>> start INPUT FOR THIS TASK

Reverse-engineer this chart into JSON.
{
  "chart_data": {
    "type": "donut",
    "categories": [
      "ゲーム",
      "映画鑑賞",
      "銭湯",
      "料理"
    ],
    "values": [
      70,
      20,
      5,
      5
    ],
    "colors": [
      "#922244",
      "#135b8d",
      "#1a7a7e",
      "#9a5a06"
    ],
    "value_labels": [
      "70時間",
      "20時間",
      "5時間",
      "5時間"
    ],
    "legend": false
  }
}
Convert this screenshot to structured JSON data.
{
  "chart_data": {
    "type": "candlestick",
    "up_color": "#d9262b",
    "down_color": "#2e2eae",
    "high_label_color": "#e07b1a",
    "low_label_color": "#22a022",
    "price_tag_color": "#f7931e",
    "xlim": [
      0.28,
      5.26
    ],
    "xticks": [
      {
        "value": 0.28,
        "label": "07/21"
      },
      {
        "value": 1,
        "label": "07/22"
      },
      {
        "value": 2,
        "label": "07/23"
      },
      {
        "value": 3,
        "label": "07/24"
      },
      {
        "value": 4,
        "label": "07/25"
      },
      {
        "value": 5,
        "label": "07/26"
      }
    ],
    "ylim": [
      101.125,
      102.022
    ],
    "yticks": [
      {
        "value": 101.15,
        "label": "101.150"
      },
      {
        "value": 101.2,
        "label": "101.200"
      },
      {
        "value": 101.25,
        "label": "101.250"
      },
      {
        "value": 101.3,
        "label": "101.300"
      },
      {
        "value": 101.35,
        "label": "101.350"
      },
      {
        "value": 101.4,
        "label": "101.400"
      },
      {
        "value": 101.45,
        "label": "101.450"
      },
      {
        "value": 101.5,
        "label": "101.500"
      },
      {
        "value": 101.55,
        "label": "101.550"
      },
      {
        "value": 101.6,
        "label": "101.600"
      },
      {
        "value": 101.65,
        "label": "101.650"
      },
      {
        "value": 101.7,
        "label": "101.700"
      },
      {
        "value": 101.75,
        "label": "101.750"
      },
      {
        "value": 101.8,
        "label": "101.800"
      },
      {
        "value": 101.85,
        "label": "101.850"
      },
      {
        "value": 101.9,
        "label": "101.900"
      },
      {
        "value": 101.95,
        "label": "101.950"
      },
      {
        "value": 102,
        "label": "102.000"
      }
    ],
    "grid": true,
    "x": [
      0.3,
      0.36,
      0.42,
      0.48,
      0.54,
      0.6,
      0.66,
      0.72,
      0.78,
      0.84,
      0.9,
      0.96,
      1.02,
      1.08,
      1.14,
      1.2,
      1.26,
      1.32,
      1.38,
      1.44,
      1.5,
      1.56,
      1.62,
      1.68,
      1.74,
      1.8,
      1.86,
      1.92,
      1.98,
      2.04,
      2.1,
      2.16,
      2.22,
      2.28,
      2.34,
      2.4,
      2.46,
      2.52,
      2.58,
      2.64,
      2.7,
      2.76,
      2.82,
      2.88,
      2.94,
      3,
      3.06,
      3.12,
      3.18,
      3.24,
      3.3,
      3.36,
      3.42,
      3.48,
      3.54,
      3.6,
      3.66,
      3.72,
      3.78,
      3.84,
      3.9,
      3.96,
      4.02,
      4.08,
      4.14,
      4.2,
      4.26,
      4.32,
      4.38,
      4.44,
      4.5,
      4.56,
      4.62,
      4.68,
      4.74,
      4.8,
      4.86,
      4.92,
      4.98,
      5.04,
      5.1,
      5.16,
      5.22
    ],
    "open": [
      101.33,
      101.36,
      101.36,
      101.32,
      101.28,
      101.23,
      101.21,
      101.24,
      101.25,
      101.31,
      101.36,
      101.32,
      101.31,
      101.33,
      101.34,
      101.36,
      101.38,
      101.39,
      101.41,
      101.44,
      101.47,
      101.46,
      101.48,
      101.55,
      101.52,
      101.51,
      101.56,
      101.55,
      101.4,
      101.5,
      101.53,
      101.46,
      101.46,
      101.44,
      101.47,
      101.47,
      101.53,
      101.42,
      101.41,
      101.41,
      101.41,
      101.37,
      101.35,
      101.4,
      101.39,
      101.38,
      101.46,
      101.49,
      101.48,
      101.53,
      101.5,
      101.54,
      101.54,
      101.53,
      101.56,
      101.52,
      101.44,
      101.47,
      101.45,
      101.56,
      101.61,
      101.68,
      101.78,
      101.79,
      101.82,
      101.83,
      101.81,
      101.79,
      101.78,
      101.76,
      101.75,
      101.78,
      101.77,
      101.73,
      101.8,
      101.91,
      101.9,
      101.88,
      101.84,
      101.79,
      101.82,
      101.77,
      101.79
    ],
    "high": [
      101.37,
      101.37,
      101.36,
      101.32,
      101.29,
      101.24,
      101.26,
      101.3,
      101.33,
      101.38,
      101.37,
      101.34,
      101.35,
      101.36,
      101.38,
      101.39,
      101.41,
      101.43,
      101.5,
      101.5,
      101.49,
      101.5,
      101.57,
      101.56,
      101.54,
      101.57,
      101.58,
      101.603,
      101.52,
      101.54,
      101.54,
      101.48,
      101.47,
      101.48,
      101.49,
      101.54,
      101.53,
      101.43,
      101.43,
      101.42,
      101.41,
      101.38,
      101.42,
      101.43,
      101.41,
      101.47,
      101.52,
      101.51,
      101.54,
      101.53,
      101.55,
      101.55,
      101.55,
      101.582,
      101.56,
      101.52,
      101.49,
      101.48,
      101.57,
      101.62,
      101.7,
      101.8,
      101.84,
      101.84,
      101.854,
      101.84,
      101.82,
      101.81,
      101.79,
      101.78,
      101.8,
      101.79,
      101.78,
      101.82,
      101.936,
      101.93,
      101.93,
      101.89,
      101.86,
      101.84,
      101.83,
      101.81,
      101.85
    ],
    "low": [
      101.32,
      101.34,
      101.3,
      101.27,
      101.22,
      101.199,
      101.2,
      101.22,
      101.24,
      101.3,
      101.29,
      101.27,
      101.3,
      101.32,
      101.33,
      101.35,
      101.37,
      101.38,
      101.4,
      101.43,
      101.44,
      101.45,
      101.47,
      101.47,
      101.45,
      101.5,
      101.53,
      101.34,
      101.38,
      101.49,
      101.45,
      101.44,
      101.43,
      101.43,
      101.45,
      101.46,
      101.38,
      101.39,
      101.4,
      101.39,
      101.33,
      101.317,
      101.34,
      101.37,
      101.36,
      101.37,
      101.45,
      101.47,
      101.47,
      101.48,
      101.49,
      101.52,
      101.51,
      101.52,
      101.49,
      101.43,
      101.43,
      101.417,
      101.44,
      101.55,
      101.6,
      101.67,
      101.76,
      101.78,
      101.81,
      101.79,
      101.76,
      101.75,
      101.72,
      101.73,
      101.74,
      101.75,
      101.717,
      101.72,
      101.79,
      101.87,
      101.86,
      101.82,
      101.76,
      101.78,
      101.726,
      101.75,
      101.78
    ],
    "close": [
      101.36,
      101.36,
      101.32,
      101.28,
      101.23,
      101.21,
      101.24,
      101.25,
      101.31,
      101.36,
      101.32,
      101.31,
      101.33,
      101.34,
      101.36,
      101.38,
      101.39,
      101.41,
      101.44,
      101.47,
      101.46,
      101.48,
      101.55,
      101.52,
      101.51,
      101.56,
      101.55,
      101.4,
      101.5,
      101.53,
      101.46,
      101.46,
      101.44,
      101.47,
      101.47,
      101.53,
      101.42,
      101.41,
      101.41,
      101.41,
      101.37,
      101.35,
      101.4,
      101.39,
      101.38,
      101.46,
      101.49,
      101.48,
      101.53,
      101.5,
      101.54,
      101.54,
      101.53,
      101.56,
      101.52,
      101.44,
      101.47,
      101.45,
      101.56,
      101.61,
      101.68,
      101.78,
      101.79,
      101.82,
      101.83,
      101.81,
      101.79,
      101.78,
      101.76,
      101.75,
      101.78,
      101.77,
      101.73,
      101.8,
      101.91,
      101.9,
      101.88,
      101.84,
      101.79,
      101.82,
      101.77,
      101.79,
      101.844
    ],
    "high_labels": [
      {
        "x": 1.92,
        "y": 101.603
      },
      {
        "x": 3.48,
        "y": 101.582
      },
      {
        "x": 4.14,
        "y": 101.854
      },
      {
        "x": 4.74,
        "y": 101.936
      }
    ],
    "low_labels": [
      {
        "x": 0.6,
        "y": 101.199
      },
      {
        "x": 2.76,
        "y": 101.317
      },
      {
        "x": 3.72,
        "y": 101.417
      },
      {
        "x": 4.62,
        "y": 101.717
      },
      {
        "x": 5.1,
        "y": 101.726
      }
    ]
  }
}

>> end INPUT FOR THIS TASK

# [SHORT EXERCISE]
In the entries above, find each line with the word "JSON" and copy it.

# [ANSWER TO THE EXERCISE]
Reverse-engineer this chart into JSON.
Convert this screenshot to structured JSON data.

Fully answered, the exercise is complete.